(Dataset records)
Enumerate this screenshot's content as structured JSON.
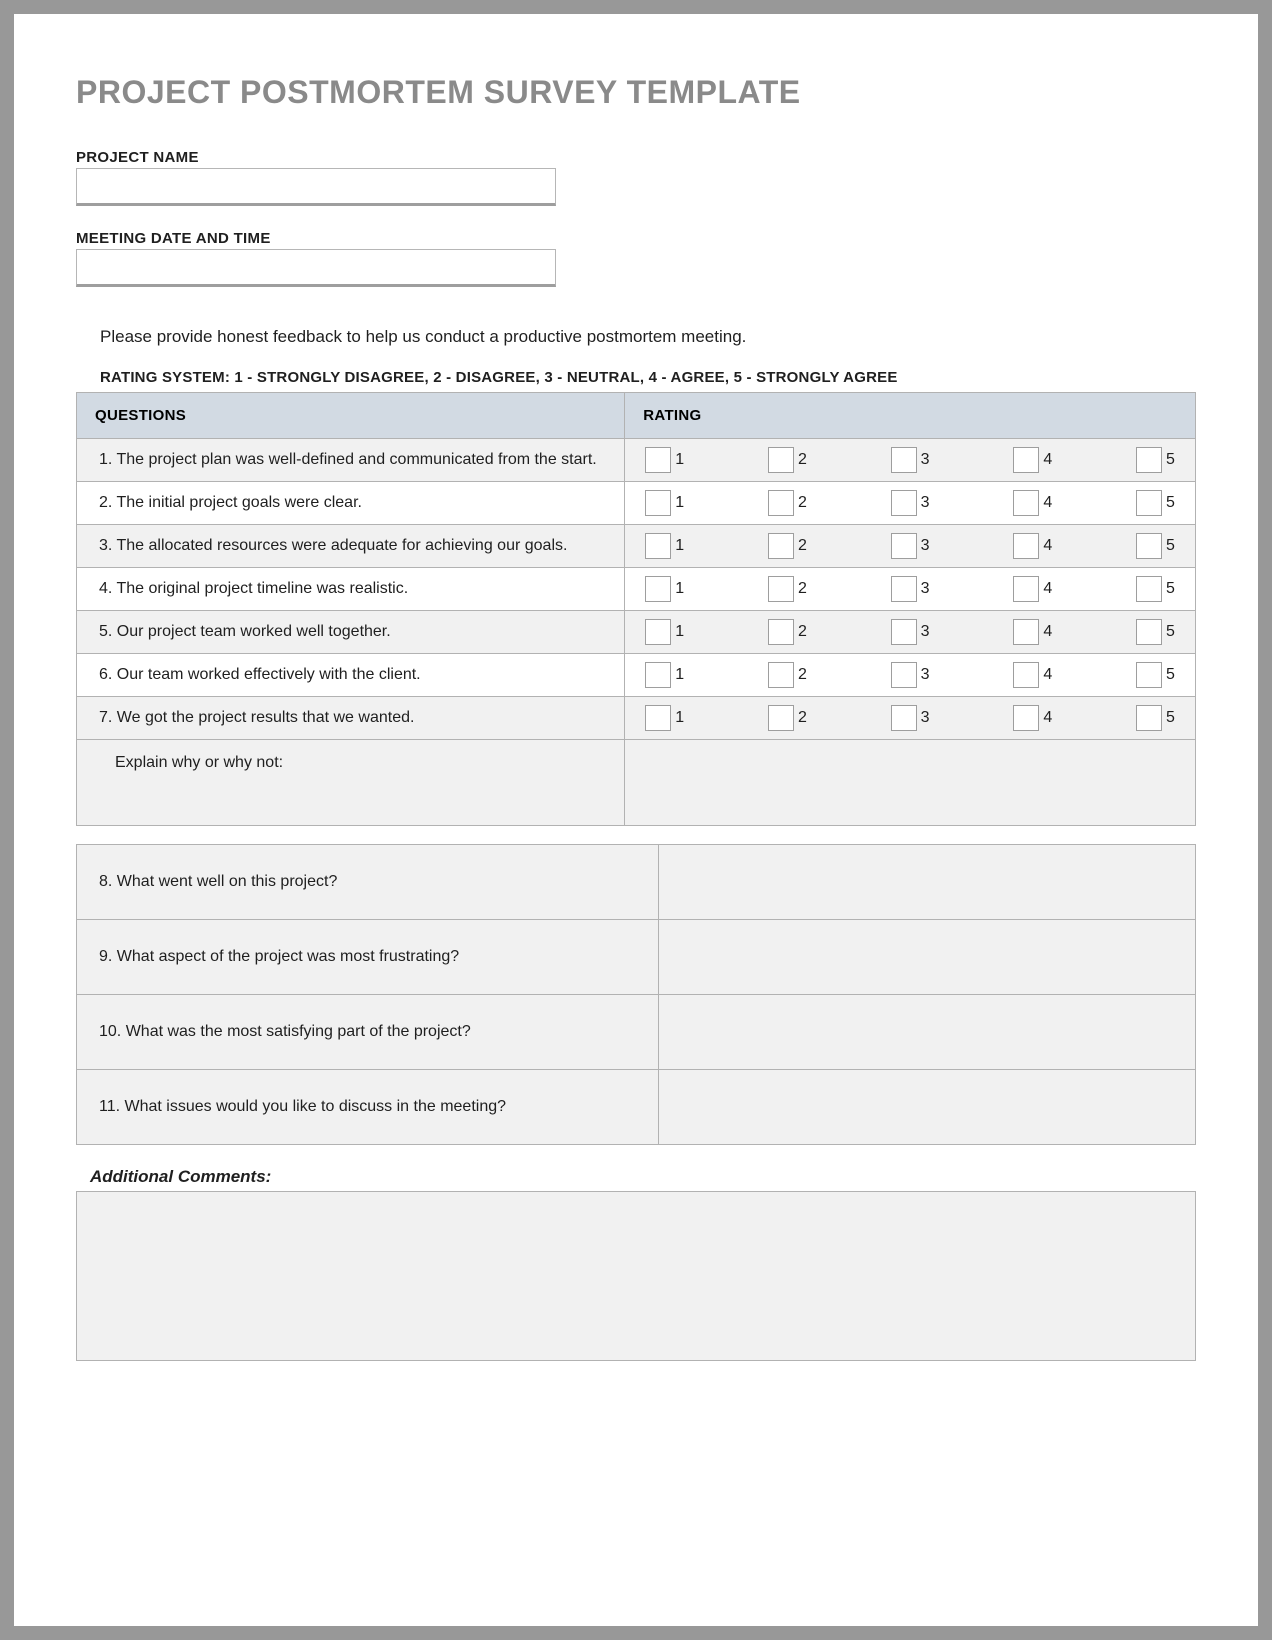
{
  "title": "PROJECT POSTMORTEM SURVEY TEMPLATE",
  "fields": {
    "project_name_label": "PROJECT NAME",
    "project_name_value": "",
    "meeting_label": "MEETING DATE AND TIME",
    "meeting_value": ""
  },
  "instructions": "Please provide honest feedback to help us conduct a productive postmortem meeting.",
  "rating_legend": "RATING SYSTEM: 1 - STRONGLY DISAGREE, 2 - DISAGREE, 3 - NEUTRAL, 4 - AGREE, 5 - STRONGLY AGREE",
  "headers": {
    "questions": "QUESTIONS",
    "rating": "RATING"
  },
  "rating_values": [
    "1",
    "2",
    "3",
    "4",
    "5"
  ],
  "questions": {
    "q1": "1. The project plan was well-defined and communicated from the start.",
    "q2": "2. The initial project goals were clear.",
    "q3": "3. The allocated resources were adequate for achieving our goals.",
    "q4": "4. The original project timeline was realistic.",
    "q5": "5. Our project team worked well together.",
    "q6": "6. Our team worked effectively with the client.",
    "q7": "7. We got the project results that we wanted.",
    "explain": "Explain why or why not:"
  },
  "open_questions": {
    "q8": "8. What went well on this project?",
    "q9": "9. What aspect of the project was most frustrating?",
    "q10": "10. What was the most satisfying part of the project?",
    "q11": "11. What issues would you like to discuss in the meeting?"
  },
  "comments_label": "Additional Comments:",
  "comments_value": ""
}
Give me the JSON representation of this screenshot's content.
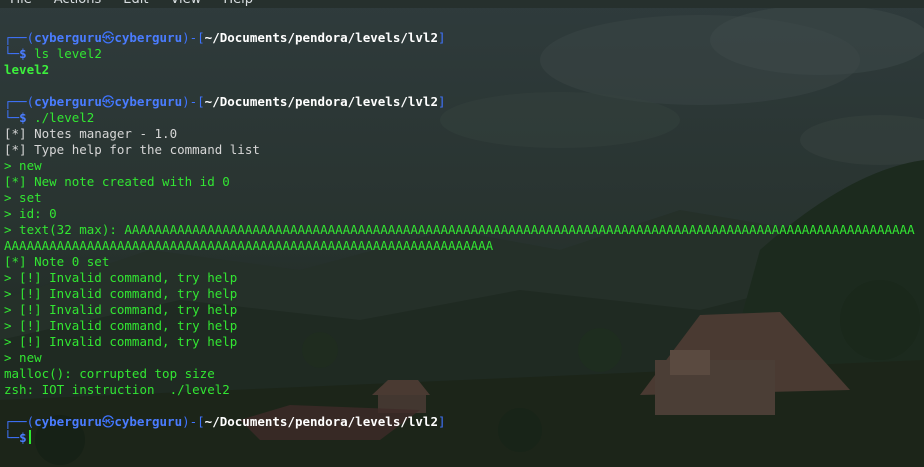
{
  "menu": [
    "File",
    "Actions",
    "Edit",
    "View",
    "Help"
  ],
  "prompt": {
    "user": "cyberguru",
    "at_symbol": "㉿",
    "host": "cyberguru",
    "path": "~/Documents/pendora/levels/lvl2",
    "top_prefix": "┌──(",
    "sep": ")-[",
    "close": "]",
    "bottom_prefix": "└─",
    "dollar": "$"
  },
  "commands": {
    "c1": "ls level2",
    "c2": "./level2"
  },
  "output": {
    "ls_result": "level2",
    "lines": [
      "[*] Notes manager - 1.0",
      "[*] Type help for the command list",
      "> new",
      "[*] New note created with id 0",
      "> set",
      "> id: 0",
      "> text(32 max): AAAAAAAAAAAAAAAAAAAAAAAAAAAAAAAAAAAAAAAAAAAAAAAAAAAAAAAAAAAAAAAAAAAAAAAAAAAAAAAAAAAAAAAAAAAAAAAAAAAAAAAAA",
      "AAAAAAAAAAAAAAAAAAAAAAAAAAAAAAAAAAAAAAAAAAAAAAAAAAAAAAAAAAAAAAAAA",
      "[*] Note 0 set",
      "> [!] Invalid command, try help",
      "> [!] Invalid command, try help",
      "> [!] Invalid command, try help",
      "> [!] Invalid command, try help",
      "> [!] Invalid command, try help",
      "> new",
      "malloc(): corrupted top size",
      "zsh: IOT instruction  ./level2"
    ]
  },
  "colors": {
    "prompt_blue": "#3f74ff",
    "path_green": "#3cf03c",
    "text": "#e6e6e6",
    "background": "#1b2422"
  }
}
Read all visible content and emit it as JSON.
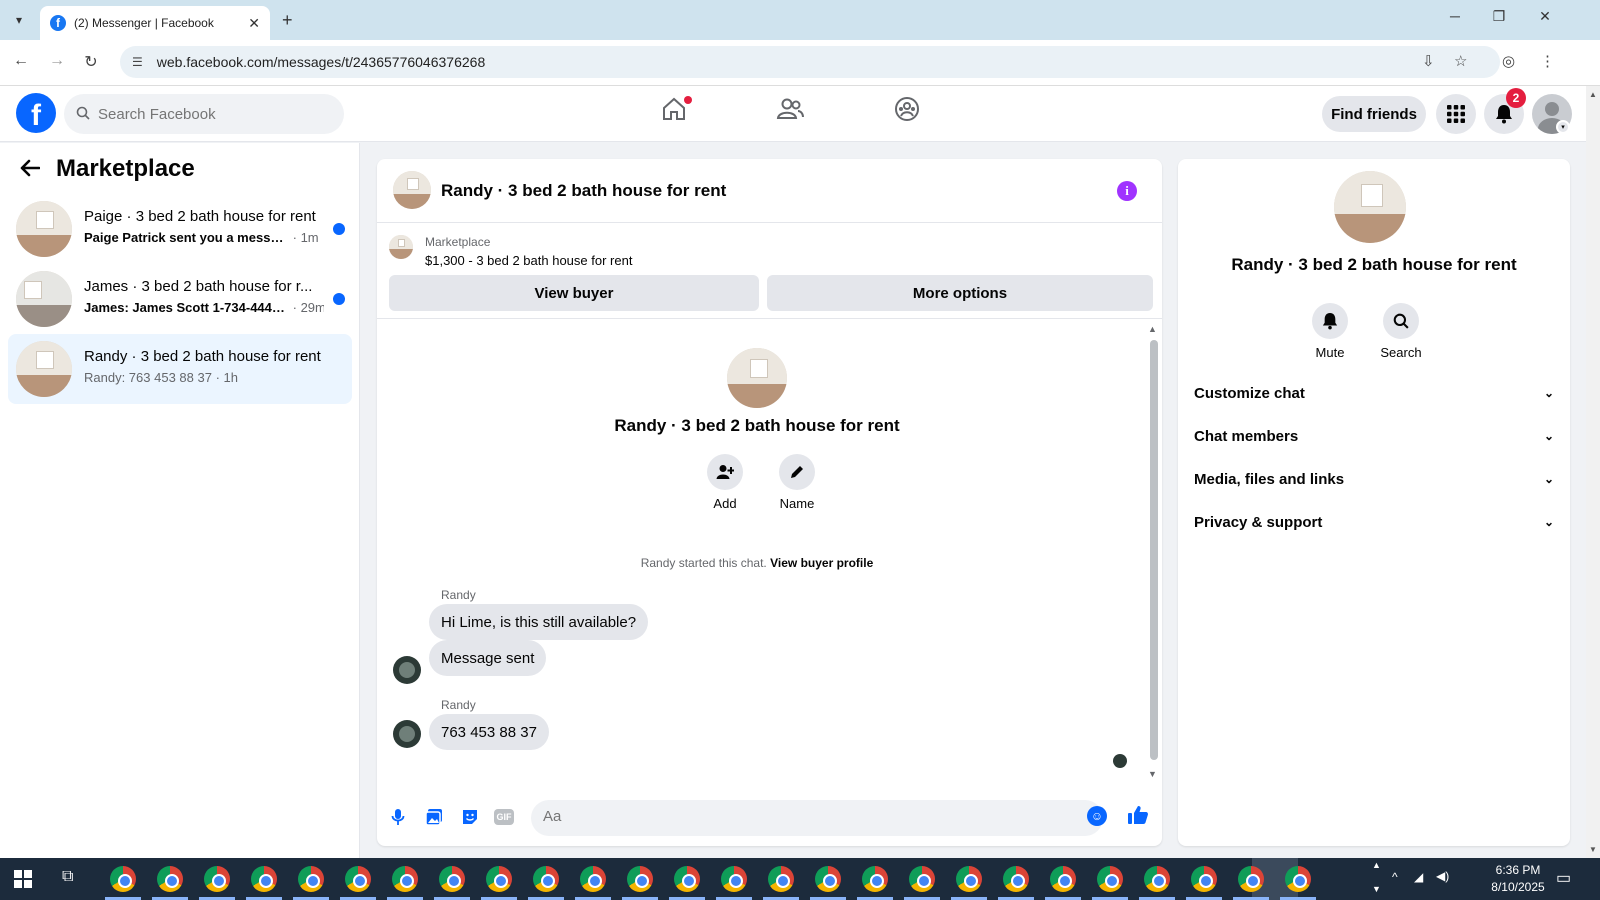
{
  "browser": {
    "tab_title": "(2) Messenger | Facebook",
    "url": "web.facebook.com/messages/t/24365776046376268"
  },
  "header": {
    "search_placeholder": "Search Facebook",
    "find_friends_label": "Find friends",
    "notification_count": "2",
    "colors": {
      "brand": "#0866ff",
      "badge": "#e41e3f"
    }
  },
  "sidebar": {
    "title": "Marketplace",
    "conversations": [
      {
        "name": "Paige · 3 bed 2 bath house for rent",
        "preview": "Paige Patrick sent you a message ...",
        "time": "· 1m",
        "unread": true
      },
      {
        "name": "James · 3 bed 2 bath house for r...",
        "preview": "James: James Scott 1-734-444-8...",
        "time": "· 29m",
        "unread": true
      },
      {
        "name": "Randy · 3 bed 2 bath house for rent",
        "preview": "Randy: 763 453 88 37",
        "time": "· 1h",
        "unread": false
      }
    ]
  },
  "chat": {
    "title": "Randy · 3 bed 2 bath house for rent",
    "listing_label": "Marketplace",
    "listing_price": "$1,300 - 3 bed 2 bath house for rent",
    "view_buyer_label": "View buyer",
    "more_options_label": "More options",
    "intro_name": "Randy · 3 bed 2 bath house for rent",
    "add_label": "Add",
    "name_label": "Name",
    "started_text": "Randy started this chat.",
    "view_buyer_profile": "View buyer profile",
    "messages": [
      {
        "sender": "Randy",
        "text": "Hi Lime, is this still available?"
      },
      {
        "sender": "",
        "text": "Message sent"
      },
      {
        "sender": "Randy",
        "text": "763 453 88 37"
      }
    ],
    "composer_placeholder": "Aa"
  },
  "info_panel": {
    "name": "Randy · 3 bed 2 bath house for rent",
    "mute_label": "Mute",
    "search_label": "Search",
    "sections": [
      "Customize chat",
      "Chat members",
      "Media, files and links",
      "Privacy & support"
    ]
  },
  "taskbar": {
    "time": "6:36 PM",
    "date": "8/10/2025"
  }
}
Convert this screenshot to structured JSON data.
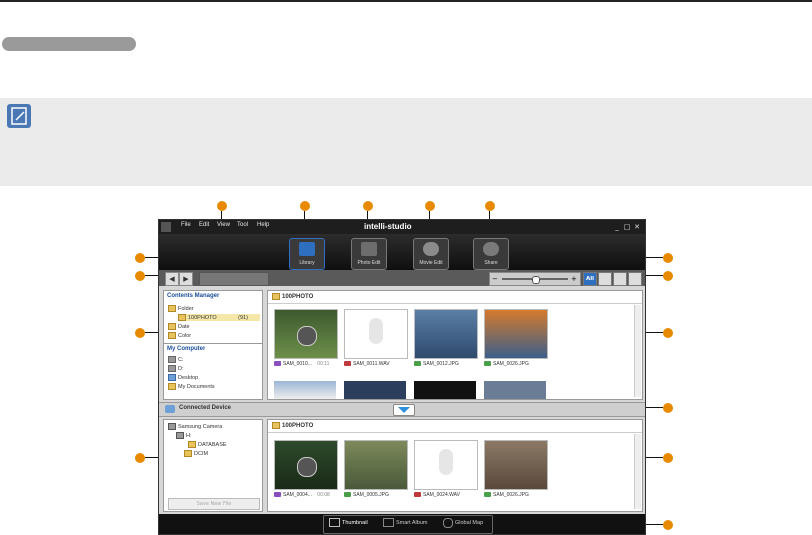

**Exercise description**
Omit each picture, then return all of the listing exactly as it stands.

**Correct result**
Enumerate this screenshot's content as structured JSON.
{
  "title": "PROJECT POSTMORTEM SURVEY TEMPLATE",
  "fields": {
    "project_name_label": "PROJECT NAME",
    "project_name_value": "",
    "meeting_label": "MEETING DATE AND TIME",
    "meeting_value": ""
  },
  "instructions": "Please provide honest feedback to help us conduct a productive postmortem meeting.",
  "rating_legend": "RATING SYSTEM: 1 - STRONGLY DISAGREE, 2 - DISAGREE, 3 - NEUTRAL, 4 - AGREE, 5 - STRONGLY AGREE",
  "headers": {
    "questions": "QUESTIONS",
    "rating": "RATING"
  },
  "rating_values": [
    "1",
    "2",
    "3",
    "4",
    "5"
  ],
  "questions": {
    "q1": "1. The project plan was well-defined and communicated from the start.",
    "q2": "2. The initial project goals were clear.",
    "q3": "3. The allocated resources were adequate for achieving our goals.",
    "q4": "4. The original project timeline was realistic.",
    "q5": "5. Our project team worked well together.",
    "q6": "6. Our team worked effectively with the client.",
    "q7": "7. We got the project results that we wanted.",
    "explain": "Explain why or why not:"
  },
  "open_questions": {
    "q8": "8. What went well on this project?",
    "q9": "9. What aspect of the project was most frustrating?",
    "q10": "10. What was the most satisfying part of the project?",
    "q11": "11. What issues would you like to discuss in the meeting?"
  },
  "comments_label": "Additional Comments:",
  "comments_value": ""
}
Give me the JSON representation of this screenshot's content.
{
  "menu": [
    "File",
    "Actions",
    "Edit",
    "View",
    "Help"
  ],
  "prompt": {
    "user": "cyberguru",
    "at_symbol": "㉿",
    "host": "cyberguru",
    "path": "~/Documents/pendora/levels/lvl2",
    "top_prefix": "┌──(",
    "sep": ")-[",
    "close": "]",
    "bottom_prefix": "└─",
    "dollar": "$"
  },
  "commands": {
    "c1": "ls level2",
    "c2": "./level2"
  },
  "output": {
    "ls_result": "level2",
    "lines": [
      "[*] Notes manager - 1.0",
      "[*] Type help for the command list",
      "> new",
      "[*] New note created with id 0",
      "> set",
      "> id: 0",
      "> text(32 max): AAAAAAAAAAAAAAAAAAAAAAAAAAAAAAAAAAAAAAAAAAAAAAAAAAAAAAAAAAAAAAAAAAAAAAAAAAAAAAAAAAAAAAAAAAAAAAAAAAAAAAAAA",
      "AAAAAAAAAAAAAAAAAAAAAAAAAAAAAAAAAAAAAAAAAAAAAAAAAAAAAAAAAAAAAAAAA",
      "[*] Note 0 set",
      "> [!] Invalid command, try help",
      "> [!] Invalid command, try help",
      "> [!] Invalid command, try help",
      "> [!] Invalid command, try help",
      "> [!] Invalid command, try help",
      "> new",
      "malloc(): corrupted top size",
      "zsh: IOT instruction  ./level2"
    ]
  },
  "colors": {
    "prompt_blue": "#3f74ff",
    "path_green": "#3cf03c",
    "text": "#e6e6e6",
    "background": "#1b2422"
  }
}
Read all visible content and emit it as JSON.
{
  "browser": {
    "tab_title": "(2) Messenger | Facebook",
    "url": "web.facebook.com/messages/t/24365776046376268"
  },
  "header": {
    "search_placeholder": "Search Facebook",
    "find_friends_label": "Find friends",
    "notification_count": "2",
    "colors": {
      "brand": "#0866ff",
      "badge": "#e41e3f"
    }
  },
  "sidebar": {
    "title": "Marketplace",
    "conversations": [
      {
        "name": "Paige · 3 bed 2 bath house for rent",
        "preview": "Paige Patrick sent you a message ...",
        "time": "· 1m",
        "unread": true
      },
      {
        "name": "James · 3 bed 2 bath house for r...",
        "preview": "James: James Scott 1-734-444-8...",
        "time": "· 29m",
        "unread": true
      },
      {
        "name": "Randy · 3 bed 2 bath house for rent",
        "preview": "Randy: 763 453 88 37",
        "time": "· 1h",
        "unread": false
      }
    ]
  },
  "chat": {
    "title": "Randy · 3 bed 2 bath house for rent",
    "listing_label": "Marketplace",
    "listing_price": "$1,300 - 3 bed 2 bath house for rent",
    "view_buyer_label": "View buyer",
    "more_options_label": "More options",
    "intro_name": "Randy · 3 bed 2 bath house for rent",
    "add_label": "Add",
    "name_label": "Name",
    "started_text": "Randy started this chat.",
    "view_buyer_profile": "View buyer profile",
    "messages": [
      {
        "sender": "Randy",
        "text": "Hi Lime, is this still available?"
      },
      {
        "sender": "",
        "text": "Message sent"
      },
      {
        "sender": "Randy",
        "text": "763 453 88 37"
      }
    ],
    "composer_placeholder": "Aa"
  },
  "info_panel": {
    "name": "Randy · 3 bed 2 bath house for rent",
    "mute_label": "Mute",
    "search_label": "Search",
    "sections": [
      "Customize chat",
      "Chat members",
      "Media, files and links",
      "Privacy & support"
    ]
  },
  "taskbar": {
    "time": "6:36 PM",
    "date": "8/10/2025"
  }
}
Convert this screenshot to structured JSON data.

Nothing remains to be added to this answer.